### YOUR OBJECTIVE
Of the lines in the listing, how many include the string "content"? Write the number and nothing else.

++++

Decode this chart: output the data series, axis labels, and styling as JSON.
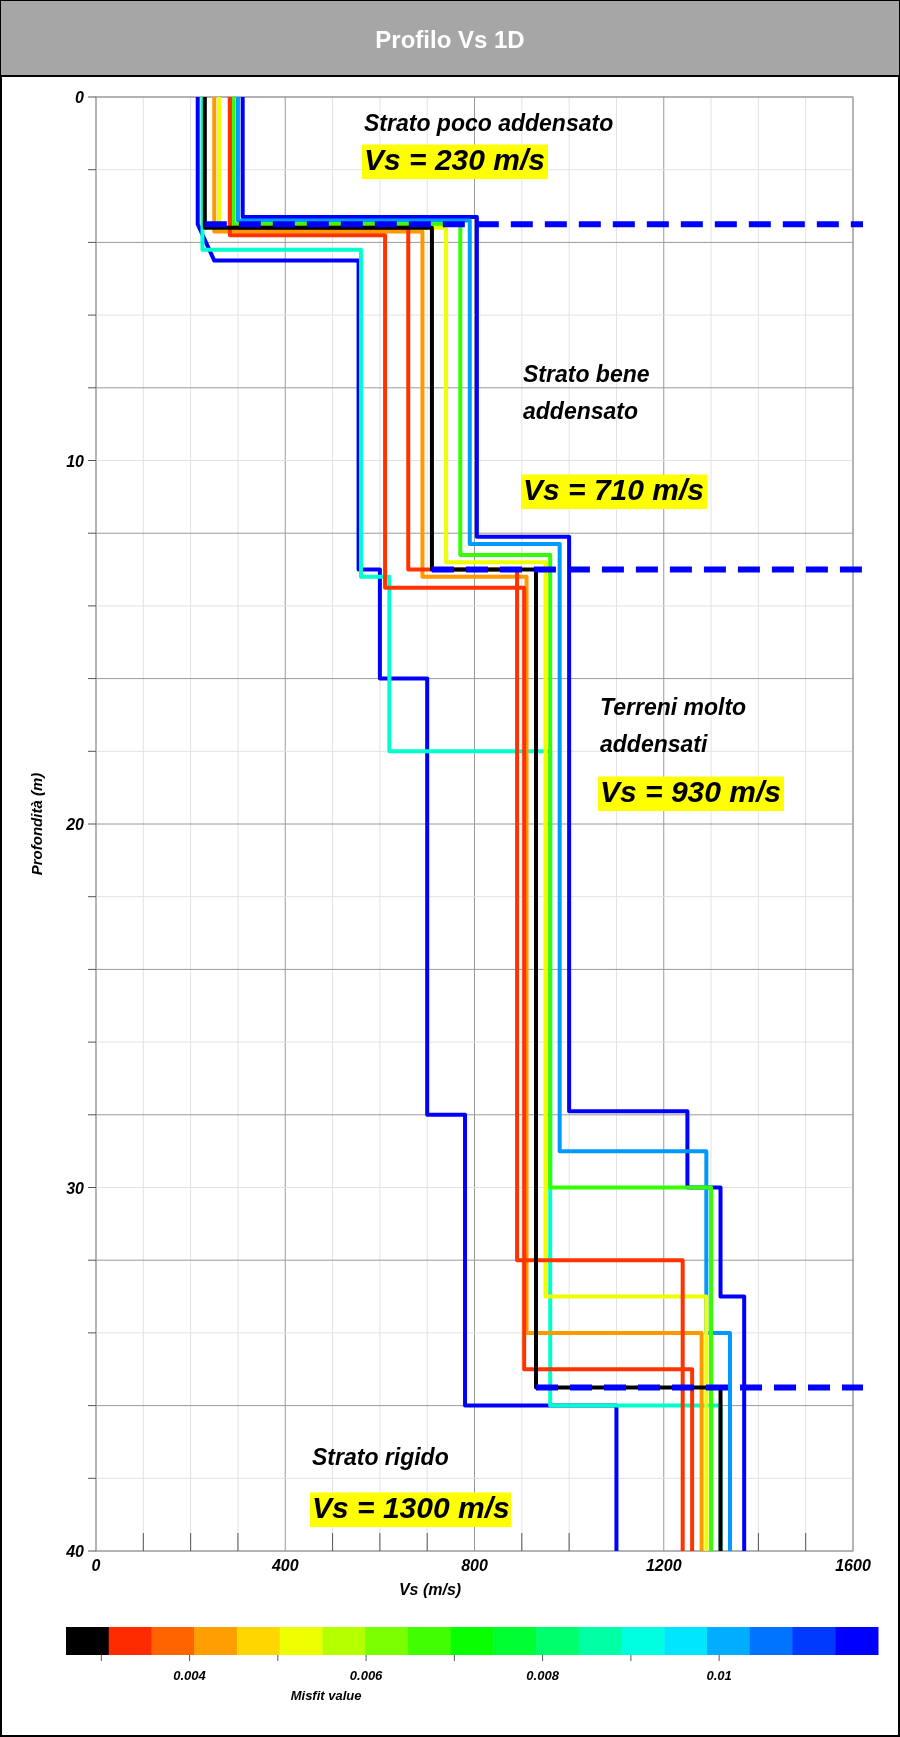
{
  "chart_data": {
    "type": "line",
    "title": "Profilo Vs 1D",
    "xlabel": "Vs (m/s)",
    "ylabel": "Profondità (m)",
    "clabel": "Misfit value",
    "xlim": [
      0,
      1600
    ],
    "xticks": [
      0,
      {
        "value": 100,
        "label": null
      },
      {
        "value": 200,
        "label": null
      },
      {
        "value": 300,
        "label": null
      },
      400,
      {
        "value": 500,
        "label": null
      },
      {
        "value": 600,
        "label": null
      },
      {
        "value": 700,
        "label": null
      },
      800,
      {
        "value": 900,
        "label": null
      },
      {
        "value": 1000,
        "label": null
      },
      {
        "value": 1100,
        "label": null
      },
      1200,
      {
        "value": 1300,
        "label": null
      },
      {
        "value": 1400,
        "label": null
      },
      {
        "value": 1500,
        "label": null
      },
      1600
    ],
    "ylim": [
      40,
      0
    ],
    "yticks": [
      0,
      {
        "value": 2,
        "label": null
      },
      {
        "value": 4,
        "label": null
      },
      {
        "value": 6,
        "label": null
      },
      {
        "value": 8,
        "label": null
      },
      10,
      {
        "value": 12,
        "label": null
      },
      {
        "value": 14,
        "label": null
      },
      {
        "value": 16,
        "label": null
      },
      {
        "value": 18,
        "label": null
      },
      20,
      {
        "value": 22,
        "label": null
      },
      {
        "value": 24,
        "label": null
      },
      {
        "value": 26,
        "label": null
      },
      {
        "value": 28,
        "label": null
      },
      30,
      {
        "value": 32,
        "label": null
      },
      {
        "value": 34,
        "label": null
      },
      {
        "value": 36,
        "label": null
      },
      {
        "value": 38,
        "label": null
      },
      40
    ],
    "grid": true,
    "clim": [
      0.0026,
      0.0118
    ],
    "cticks": [
      {
        "value": 0.003,
        "label": null
      },
      0.004,
      {
        "value": 0.005,
        "label": null
      },
      0.006,
      {
        "value": 0.007,
        "label": null
      },
      0.008,
      {
        "value": 0.009,
        "label": null
      },
      0.01
    ],
    "series": [
      {
        "color": "#0000ff",
        "x": [
          215,
          215,
          250,
          555,
          555,
          600,
          600,
          700,
          700,
          780,
          780,
          1100,
          1100
        ],
        "values": [
          0,
          3.5,
          4.5,
          4.5,
          13,
          13,
          16,
          16,
          28,
          28,
          36,
          36,
          40
        ]
      },
      {
        "color": "#0000ff",
        "x": [
          310,
          310,
          805,
          805,
          1000,
          1000,
          1250,
          1250,
          1320,
          1320,
          1370,
          1370
        ],
        "values": [
          0,
          3.3,
          3.3,
          12.1,
          12.1,
          27.9,
          27.9,
          30,
          30,
          33,
          33,
          40
        ]
      },
      {
        "color": "#0099ff",
        "x": [
          300,
          300,
          790,
          790,
          980,
          980,
          1290,
          1290,
          1340,
          1340
        ],
        "values": [
          0,
          3.4,
          3.4,
          12.3,
          12.3,
          29,
          29,
          34,
          34,
          40
        ]
      },
      {
        "color": "#00ffcc",
        "x": [
          225,
          225,
          560,
          560,
          620,
          620,
          960,
          960,
          1320,
          1320
        ],
        "values": [
          0,
          4.2,
          4.2,
          13.2,
          13.2,
          18,
          18,
          36,
          36,
          40
        ]
      },
      {
        "color": "#33ff00",
        "x": [
          290,
          290,
          770,
          770,
          960,
          960,
          1300,
          1300
        ],
        "values": [
          0,
          3.5,
          3.5,
          12.6,
          12.6,
          30,
          30,
          40
        ]
      },
      {
        "color": "#eeff00",
        "x": [
          260,
          260,
          740,
          740,
          950,
          950,
          1290,
          1290
        ],
        "values": [
          0,
          3.6,
          3.6,
          12.8,
          12.8,
          33,
          33,
          40
        ]
      },
      {
        "color": "#ff9900",
        "x": [
          250,
          250,
          690,
          690,
          910,
          910,
          1280,
          1280
        ],
        "values": [
          0,
          3.7,
          3.7,
          13.2,
          13.2,
          34,
          34,
          40
        ]
      },
      {
        "color": "#ff3300",
        "x": [
          283,
          283,
          660,
          660,
          890,
          890,
          1240,
          1240
        ],
        "values": [
          0,
          3.6,
          3.6,
          13,
          13,
          32,
          32,
          40
        ]
      },
      {
        "color": "#ff3300",
        "x": [
          283,
          283,
          611,
          611,
          905,
          905,
          1260,
          1260
        ],
        "values": [
          0,
          3.8,
          3.8,
          13.5,
          13.5,
          35,
          35,
          40
        ]
      },
      {
        "color": "#000000",
        "x": [
          230,
          230,
          710,
          710,
          930,
          930,
          1320,
          1320
        ],
        "values": [
          0,
          3.6,
          3.6,
          13,
          13,
          35.5,
          35.5,
          40
        ]
      }
    ],
    "ref_lines": [
      {
        "axis": "y",
        "value": 3.5,
        "color": "#0000ff",
        "line_style": "dashed"
      },
      {
        "axis": "y",
        "value": 13,
        "color": "#0000ff",
        "line_style": "dashed"
      },
      {
        "axis": "y",
        "value": 35.5,
        "color": "#0000ff",
        "line_style": "dashed"
      }
    ],
    "annotations": [
      "Strato poco addensato",
      "Vs = 230 m/s",
      "Strato bene addensato",
      "Vs = 710 m/s",
      "Terreni molto addensati",
      "Vs = 930 m/s",
      "Strato rigido",
      "Vs = 1300 m/s"
    ]
  }
}
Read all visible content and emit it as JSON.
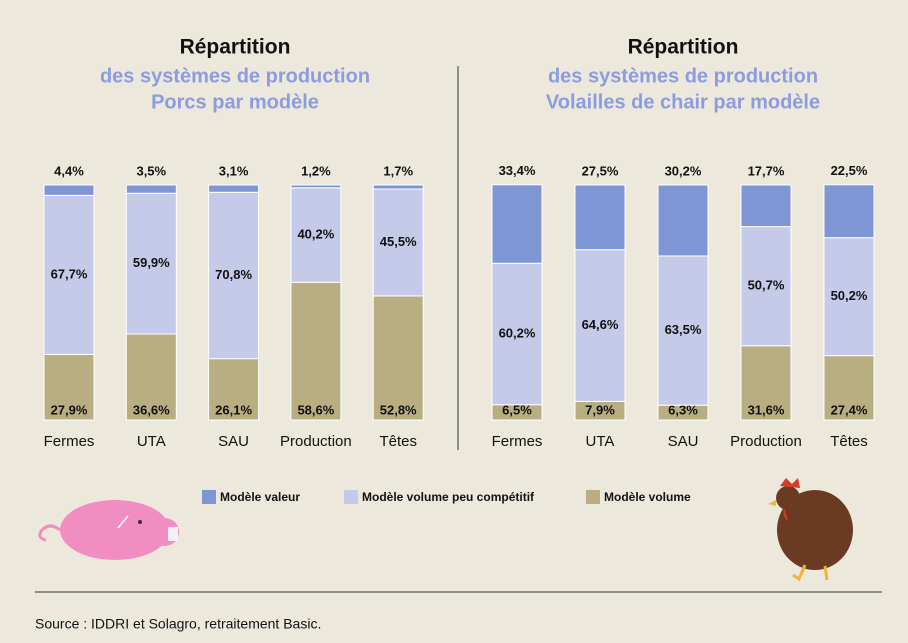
{
  "chart_data": [
    {
      "type": "bar",
      "stacked": true,
      "title": "Répartition",
      "subtitle": [
        "des systèmes de production",
        "Porcs par modèle"
      ],
      "categories": [
        "Fermes",
        "UTA",
        "SAU",
        "Production",
        "Têtes"
      ],
      "series": [
        {
          "values": [
            4.4,
            3.5,
            3.1,
            1.2,
            1.7
          ],
          "value_labels": [
            "4,4%",
            "3,5%",
            "3,1%",
            "1,2%",
            "1,7%"
          ]
        },
        {
          "values": [
            67.7,
            59.9,
            70.8,
            40.2,
            45.5
          ],
          "value_labels": [
            "67,7%",
            "59,9%",
            "70,8%",
            "40,2%",
            "45,5%"
          ]
        },
        {
          "values": [
            27.9,
            36.6,
            26.1,
            58.6,
            52.8
          ],
          "value_labels": [
            "27,9%",
            "36,6%",
            "26,1%",
            "58,6%",
            "52,8%"
          ]
        }
      ]
    },
    {
      "type": "bar",
      "stacked": true,
      "title": "Répartition",
      "subtitle": [
        "des systèmes de production",
        "Volailles de chair par modèle"
      ],
      "categories": [
        "Fermes",
        "UTA",
        "SAU",
        "Production",
        "Têtes"
      ],
      "series": [
        {
          "values": [
            33.4,
            27.5,
            30.2,
            17.7,
            22.5
          ],
          "value_labels": [
            "33,4%",
            "27,5%",
            "30,2%",
            "17,7%",
            "22,5%"
          ]
        },
        {
          "values": [
            60.2,
            64.6,
            63.5,
            50.7,
            50.2
          ],
          "value_labels": [
            "60,2%",
            "64,6%",
            "63,5%",
            "50,7%",
            "50,2%"
          ]
        },
        {
          "values": [
            6.5,
            7.9,
            6.3,
            31.6,
            27.4
          ],
          "value_labels": [
            "6,5%",
            "7,9%",
            "6,3%",
            "31,6%",
            "27,4%"
          ]
        }
      ]
    }
  ],
  "legend": [
    {
      "name": "Modèle valeur",
      "color": "#7f96d4"
    },
    {
      "name": "Modèle volume peu compétitif",
      "color": "#c5cae9"
    },
    {
      "name": "Modèle volume",
      "color": "#b9ae82"
    }
  ],
  "source": "Source : IDDRI et Solagro, retraitement Basic."
}
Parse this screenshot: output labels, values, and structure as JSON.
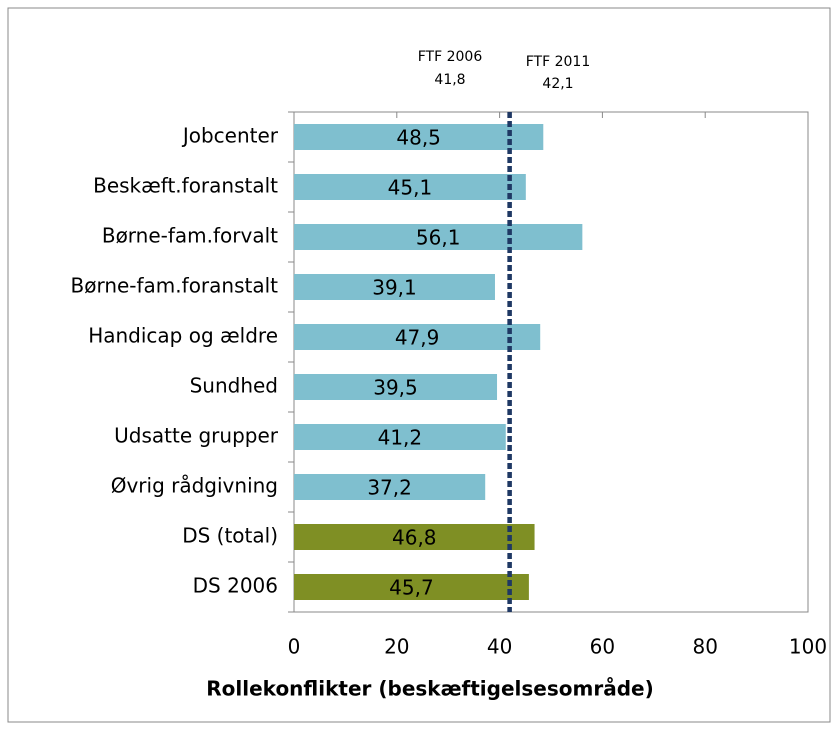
{
  "chart_data": {
    "type": "bar",
    "orientation": "horizontal",
    "xlabel": "Rollekonflikter (beskæftigelsesområde)",
    "categories": [
      "Jobcenter",
      "Beskæft.foranstalt",
      "Børne-fam.forvalt",
      "Børne-fam.foranstalt",
      "Handicap og ældre",
      "Sundhed",
      "Udsatte grupper",
      "Øvrig rådgivning",
      "DS (total)",
      "DS 2006"
    ],
    "values": [
      48.5,
      45.1,
      56.1,
      39.1,
      47.9,
      39.5,
      41.2,
      37.2,
      46.8,
      45.7
    ],
    "value_labels": [
      "48,5",
      "45,1",
      "56,1",
      "39,1",
      "47,9",
      "39,5",
      "41,2",
      "37,2",
      "46,8",
      "45,7"
    ],
    "colors": [
      "#7fbfcf",
      "#7fbfcf",
      "#7fbfcf",
      "#7fbfcf",
      "#7fbfcf",
      "#7fbfcf",
      "#7fbfcf",
      "#7fbfcf",
      "#7f8f24",
      "#7f8f24"
    ],
    "reference_lines": [
      {
        "label": "FTF 2006",
        "value": 41.8,
        "value_label": "41,8"
      },
      {
        "label": "FTF 2011",
        "value": 42.1,
        "value_label": "42,1"
      }
    ],
    "reference_line_color": "#1f3864",
    "xlim": [
      0,
      100
    ],
    "xticks": [
      0,
      20,
      40,
      60,
      80,
      100
    ]
  }
}
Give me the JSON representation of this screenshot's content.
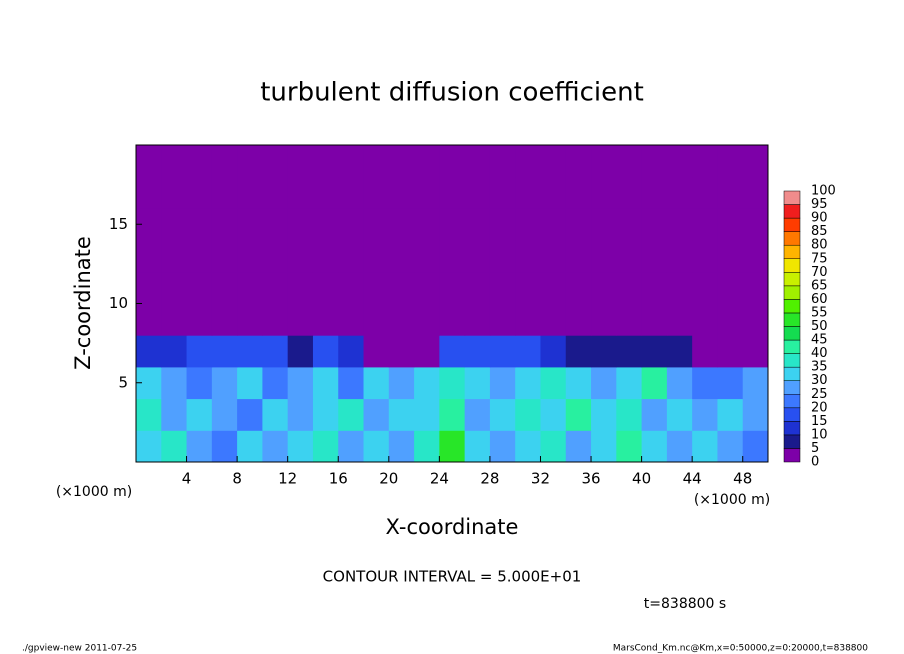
{
  "chart_data": {
    "type": "heatmap",
    "title": "turbulent diffusion coefficient",
    "x_label": "X-coordinate",
    "y_label": "Z-coordinate",
    "x_unit": "(×1000 m)",
    "y_unit": "(×1000 m)",
    "annotation": "CONTOUR INTERVAL = 5.000E+01",
    "time_label": "t=838800 s",
    "footer_left": "./gpview-new  2011-07-25",
    "footer_right": "MarsCond_Km.nc@Km,x=0:50000,z=0:20000,t=838800",
    "xlim": [
      0,
      50
    ],
    "ylim": [
      0,
      20
    ],
    "xticks": [
      4,
      8,
      12,
      16,
      20,
      24,
      28,
      32,
      36,
      40,
      44,
      48
    ],
    "yticks": [
      5,
      10,
      15
    ],
    "x": [
      1,
      3,
      5,
      7,
      9,
      11,
      13,
      15,
      17,
      19,
      21,
      23,
      25,
      27,
      29,
      31,
      33,
      35,
      37,
      39,
      41,
      43,
      45,
      47,
      49
    ],
    "y": [
      1,
      3,
      5,
      7,
      9,
      11,
      13,
      15,
      17,
      19
    ],
    "values": [
      [
        30,
        35,
        25,
        20,
        30,
        25,
        30,
        35,
        25,
        30,
        25,
        35,
        50,
        30,
        25,
        30,
        35,
        25,
        30,
        40,
        30,
        25,
        30,
        25,
        20
      ],
      [
        35,
        25,
        30,
        25,
        20,
        30,
        25,
        30,
        35,
        25,
        30,
        30,
        40,
        25,
        30,
        35,
        30,
        40,
        30,
        35,
        25,
        30,
        25,
        30,
        25
      ],
      [
        30,
        25,
        20,
        25,
        30,
        20,
        25,
        30,
        20,
        30,
        25,
        30,
        35,
        30,
        25,
        30,
        35,
        30,
        25,
        30,
        40,
        25,
        20,
        20,
        25
      ],
      [
        10,
        10,
        15,
        15,
        15,
        15,
        5,
        15,
        10,
        0,
        0,
        0,
        15,
        15,
        15,
        15,
        10,
        5,
        5,
        5,
        5,
        5,
        0,
        0,
        0
      ],
      [
        0,
        0,
        0,
        0,
        0,
        0,
        0,
        0,
        0,
        0,
        0,
        0,
        0,
        0,
        0,
        0,
        0,
        0,
        0,
        0,
        0,
        0,
        0,
        0,
        0
      ],
      [
        0,
        0,
        0,
        0,
        0,
        0,
        0,
        0,
        0,
        0,
        0,
        0,
        0,
        0,
        0,
        0,
        0,
        0,
        0,
        0,
        0,
        0,
        0,
        0,
        0
      ],
      [
        0,
        0,
        0,
        0,
        0,
        0,
        0,
        0,
        0,
        0,
        0,
        0,
        0,
        0,
        0,
        0,
        0,
        0,
        0,
        0,
        0,
        0,
        0,
        0,
        0
      ],
      [
        0,
        0,
        0,
        0,
        0,
        0,
        0,
        0,
        0,
        0,
        0,
        0,
        0,
        0,
        0,
        0,
        0,
        0,
        0,
        0,
        0,
        0,
        0,
        0,
        0
      ],
      [
        0,
        0,
        0,
        0,
        0,
        0,
        0,
        0,
        0,
        0,
        0,
        0,
        0,
        0,
        0,
        0,
        0,
        0,
        0,
        0,
        0,
        0,
        0,
        0,
        0
      ],
      [
        0,
        0,
        0,
        0,
        0,
        0,
        0,
        0,
        0,
        0,
        0,
        0,
        0,
        0,
        0,
        0,
        0,
        0,
        0,
        0,
        0,
        0,
        0,
        0,
        0
      ]
    ],
    "cticks": [
      0,
      5,
      10,
      15,
      20,
      25,
      30,
      35,
      40,
      45,
      50,
      55,
      60,
      65,
      70,
      75,
      80,
      85,
      90,
      95,
      100
    ],
    "colors": [
      "#7d00a8",
      "#1a1a8c",
      "#1e32d2",
      "#2850f0",
      "#3c78ff",
      "#50a0ff",
      "#3cd2f0",
      "#28e6c8",
      "#28f0a0",
      "#14dc50",
      "#28e628",
      "#50f000",
      "#a0f000",
      "#c8f000",
      "#f0e600",
      "#ffb400",
      "#ff7800",
      "#ff3c00",
      "#f01e1e",
      "#f08c8c"
    ]
  }
}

++++

### THE RESPONSE
2